### Do this:
Set down all of the data that follows word for word, without the images.

### Task data:

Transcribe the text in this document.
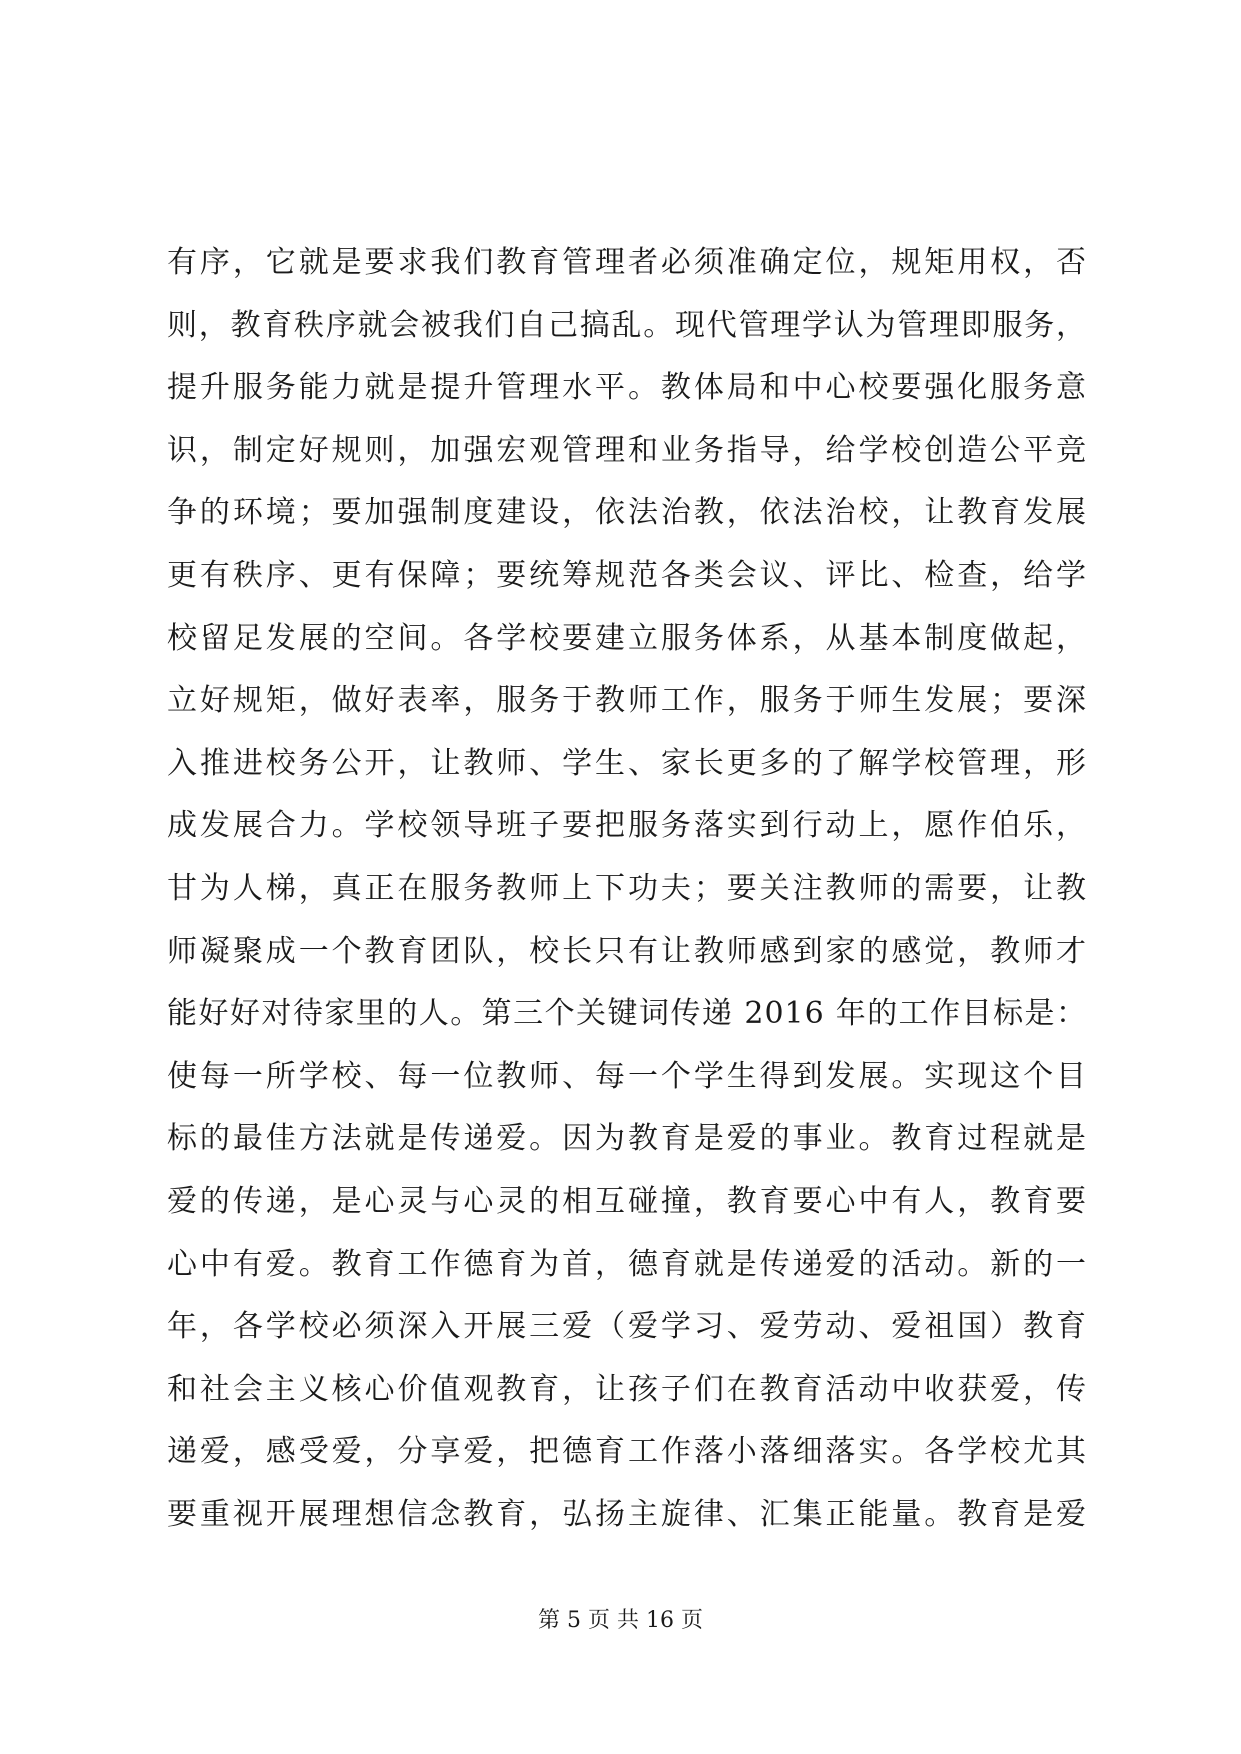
有序，它就是要求我们教育管理者必须准确定位，规矩用权，否
则，教育秩序就会被我们自己搞乱。现代管理学认为管理即服务，
提升服务能力就是提升管理水平。教体局和中心校要强化服务意
识，制定好规则，加强宏观管理和业务指导，给学校创造公平竞
争的环境；要加强制度建设，依法治教，依法治校，让教育发展
更有秩序、更有保障；要统筹规范各类会议、评比、检查，给学
校留足发展的空间。各学校要建立服务体系，从基本制度做起，
立好规矩，做好表率，服务于教师工作，服务于师生发展；要深
入推进校务公开，让教师、学生、家长更多的了解学校管理，形
成发展合力。学校领导班子要把服务落实到行动上，愿作伯乐，
甘为人梯，真正在服务教师上下功夫；要关注教师的需要，让教
师凝聚成一个教育团队，校长只有让教师感到家的感觉，教师才
能好好对待家里的人。第三个关键词传递 2016 年的工作目标是：
使每一所学校、每一位教师、每一个学生得到发展。实现这个目
标的最佳方法就是传递爱。因为教育是爱的事业。教育过程就是
爱的传递，是心灵与心灵的相互碰撞，教育要心中有人，教育要
心中有爱。教育工作德育为首，德育就是传递爱的活动。新的一
年，各学校必须深入开展三爱（爱学习、爱劳动、爱祖国）教育
和社会主义核心价值观教育，让孩子们在教育活动中收获爱，传
递爱，感受爱，分享爱，把德育工作落小落细落实。各学校尤其
要重视开展理想信念教育，弘扬主旋律、汇集正能量。教育是爱
第 5 页 共 16 页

### The result:
Transcribe the text in this document.
有序，它就是要求我们教育管理者必须准确定位，规矩用权，否
则，教育秩序就会被我们自己搞乱。现代管理学认为管理即服务，
提升服务能力就是提升管理水平。教体局和中心校要强化服务意
识，制定好规则，加强宏观管理和业务指导，给学校创造公平竞
争的环境；要加强制度建设，依法治教，依法治校，让教育发展
更有秩序、更有保障；要统筹规范各类会议、评比、检查，给学
校留足发展的空间。各学校要建立服务体系，从基本制度做起，
立好规矩，做好表率，服务于教师工作，服务于师生发展；要深
入推进校务公开，让教师、学生、家长更多的了解学校管理，形
成发展合力。学校领导班子要把服务落实到行动上，愿作伯乐，
甘为人梯，真正在服务教师上下功夫；要关注教师的需要，让教
师凝聚成一个教育团队，校长只有让教师感到家的感觉，教师才
能好好对待家里的人。第三个关键词传递 2016 年的工作目标是：
使每一所学校、每一位教师、每一个学生得到发展。实现这个目
标的最佳方法就是传递爱。因为教育是爱的事业。教育过程就是
爱的传递，是心灵与心灵的相互碰撞，教育要心中有人，教育要
心中有爱。教育工作德育为首，德育就是传递爱的活动。新的一
年，各学校必须深入开展三爱（爱学习、爱劳动、爱祖国）教育
和社会主义核心价值观教育，让孩子们在教育活动中收获爱，传
递爱，感受爱，分享爱，把德育工作落小落细落实。各学校尤其
要重视开展理想信念教育，弘扬主旋律、汇集正能量。教育是爱
第 5 页 共 16 页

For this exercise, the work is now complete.